STATED GOAL 1: Reproduce the passage of the excerpt about missing the events in Rome that opens with the words containing "The morning Pope" and closes with "part of that.".

EXCERPT TO READ:
━━━━━━━━━━

I am in the middle of an epic multitasking session. I am at my second job at a sports channel, with a live broadcast going, while my laptop screen is split between a text editor and the new season of “Andor” playing.

On the way to work I listened to a recording of the new pope, Leo XIV making his first speech the other day, after his election. I am mourning the end of a momentus event that I didn’t get to be a part of.

The morning Pope Francis died, as I was drinking my morning cofee and reading the news, I remember feeling very clearly that I was supposed to be in Rome. I felt called or something like that. A calm, obvious feeling: this is important, this is happening at a particular time in a particular place and I’m supposed to be a part of that.

Then of course I didn’t go. I am not in a place financially to do something like this and I was just about to start in a new job so this wasn’t the time for me to up and go to camp out in St. Peter’s square for weeks, documenting the mourning, the period of the conclave, the people gathered from all over the world, in a community of faith and expectation and overwhelming emotion. The moment Leo XIV stepped out onto the loggia to give his first Urbi et Orbi blessing, I knew this chance was gone for good. A moment has ended, a chapter has closed, and time began to move forward. Sede vacante, an “empty chair”, felt somehow personal to me.

━━━━━━━━━━

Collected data
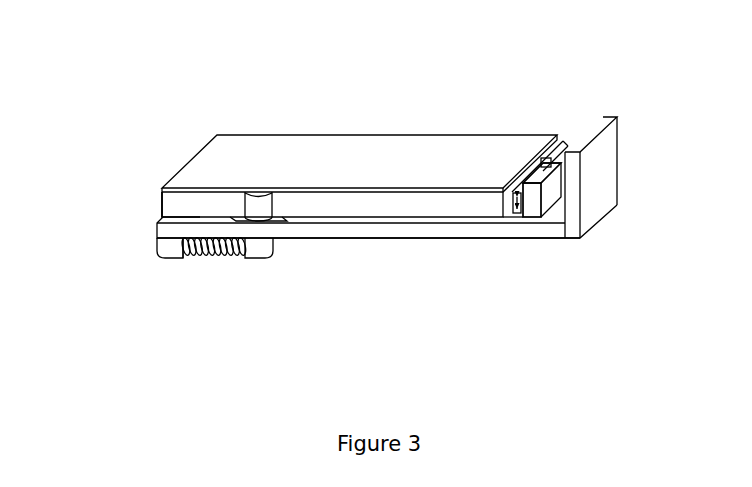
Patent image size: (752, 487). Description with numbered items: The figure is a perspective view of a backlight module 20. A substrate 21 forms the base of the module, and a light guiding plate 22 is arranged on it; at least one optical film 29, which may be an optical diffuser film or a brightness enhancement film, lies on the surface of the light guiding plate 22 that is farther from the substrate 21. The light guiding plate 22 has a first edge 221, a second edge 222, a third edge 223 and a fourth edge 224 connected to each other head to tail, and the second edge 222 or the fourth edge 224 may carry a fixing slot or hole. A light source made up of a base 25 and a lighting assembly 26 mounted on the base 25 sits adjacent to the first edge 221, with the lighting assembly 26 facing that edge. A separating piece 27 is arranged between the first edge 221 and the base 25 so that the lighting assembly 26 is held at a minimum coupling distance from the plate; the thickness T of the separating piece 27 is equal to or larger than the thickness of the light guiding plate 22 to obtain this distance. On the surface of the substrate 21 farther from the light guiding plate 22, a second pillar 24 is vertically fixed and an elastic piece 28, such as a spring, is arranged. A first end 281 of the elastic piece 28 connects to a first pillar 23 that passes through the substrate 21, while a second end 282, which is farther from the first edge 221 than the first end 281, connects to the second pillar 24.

The backlight module 20 is at (387, 383).
The substrate 21 is at (431, 228).
The light guiding plate 22 is at (318, 205).
The first pillar 23 is at (260, 210).
The second pillar 24 is at (172, 249).
The base 25 is at (533, 208).
The lighting assembly 26 is at (569, 250).
The separating piece 27 is at (537, 189).
The elastic piece 28 is at (214, 257).
The optical film 29 is at (343, 152).
The first edge 221 is at (531, 176).
The second edge 222 is at (188, 202).
The third edge 223 is at (160, 207).
The fourth edge 224 is at (559, 144).
The first end 281 is at (248, 256).
The second end 282 is at (183, 257).
The thickness of the separating piece T is at (515, 205).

━━━━━━━━━━

STATED GOAL 2: Identify each line in the records above that contains the string "film", and copy those lines.

FULL RESPONSE 1:
The morning Pope Francis died, as I was drinking my morning cofee and reading the news, I remember feeling very clearly that I was supposed to be in Rome. I felt called or something like that. A calm, obvious feeling: this is important, this is happening at a particular time in a particular place and I’m supposed to be a part of that.

FULL RESPONSE 2:
Patent image size: (752, 487). Description with numbered items: The figure is a perspective view of a backlight module 20. A substrate 21 forms the base of the module, and a light guiding plate 22 is arranged on it; at least one optical film 29, which may be an optical diffuser film or a brightness enhancement film, lies on the surface of the light guiding plate 22 that is farther from the substrate 21. The light guiding plate 22 has a first edge 221, a second edge 222, a third edge 223 and a fourth edge 224 connected to each other head to tail, and the second edge 222 or the fourth edge 224 may carry a fixing slot or hole. A light source made up of a base 25 and a lighting assembly 26 mounted on the base 25 sits adjacent to the first edge 221, with the lighting assembly 26 facing that edge. A separating piece 27 is arranged between the first edge 221 and the base 25 so that the lighting assembly 26 is held at a minimum coupling distance from the plate; the thickness T of the separating piece 27 is equal to or larger than the thickness of the light guiding plate 22 to obtain this distance. On the surface of the substrate 21 farther from the light guiding plate 22, a second pillar 24 is vertically fixed and an elastic piece 28, such as a spring, is arranged. A first end 281 of the elastic piece 28 connects to a first pillar 23 that passes through the substrate 21, while a second end 282, which is farther from the first edge 221 than the first end 281, connects to the second pillar 24.
The optical film 29 is at (343, 152).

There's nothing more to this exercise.